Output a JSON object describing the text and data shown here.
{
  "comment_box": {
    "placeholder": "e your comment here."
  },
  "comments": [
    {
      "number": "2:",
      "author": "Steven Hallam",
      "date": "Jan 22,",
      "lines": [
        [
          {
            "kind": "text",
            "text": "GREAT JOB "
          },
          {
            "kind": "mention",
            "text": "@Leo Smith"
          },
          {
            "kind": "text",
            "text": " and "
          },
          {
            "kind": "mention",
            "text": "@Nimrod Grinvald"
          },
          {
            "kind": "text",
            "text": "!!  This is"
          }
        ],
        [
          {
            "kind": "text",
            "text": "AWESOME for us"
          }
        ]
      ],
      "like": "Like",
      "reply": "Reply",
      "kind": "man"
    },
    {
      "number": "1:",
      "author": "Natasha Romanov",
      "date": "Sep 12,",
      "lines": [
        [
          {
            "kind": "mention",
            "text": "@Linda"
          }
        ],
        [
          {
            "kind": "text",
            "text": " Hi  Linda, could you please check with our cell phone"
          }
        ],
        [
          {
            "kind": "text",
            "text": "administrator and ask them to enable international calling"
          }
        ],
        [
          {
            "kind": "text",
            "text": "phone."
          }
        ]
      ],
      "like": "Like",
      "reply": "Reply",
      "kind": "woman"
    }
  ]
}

Goal of the exercise: Restate the whole of the material exactly.

Task output:
Output a JSON object describing the text and data shown here.
{
  "comment_box": {
    "placeholder": "e your comment here."
  },
  "comments": [
    {
      "number": "2:",
      "author": "Steven Hallam",
      "date": "Jan 22,",
      "lines": [
        [
          {
            "kind": "text",
            "text": "GREAT JOB "
          },
          {
            "kind": "mention",
            "text": "@Leo Smith"
          },
          {
            "kind": "text",
            "text": " and "
          },
          {
            "kind": "mention",
            "text": "@Nimrod Grinvald"
          },
          {
            "kind": "text",
            "text": "!!  This is"
          }
        ],
        [
          {
            "kind": "text",
            "text": "AWESOME for us"
          }
        ]
      ],
      "like": "Like",
      "reply": "Reply",
      "kind": "man"
    },
    {
      "number": "1:",
      "author": "Natasha Romanov",
      "date": "Sep 12,",
      "lines": [
        [
          {
            "kind": "mention",
            "text": "@Linda"
          }
        ],
        [
          {
            "kind": "text",
            "text": " Hi  Linda, could you please check with our cell phone"
          }
        ],
        [
          {
            "kind": "text",
            "text": "administrator and ask them to enable international calling"
          }
        ],
        [
          {
            "kind": "text",
            "text": "phone."
          }
        ]
      ],
      "like": "Like",
      "reply": "Reply",
      "kind": "woman"
    }
  ]
}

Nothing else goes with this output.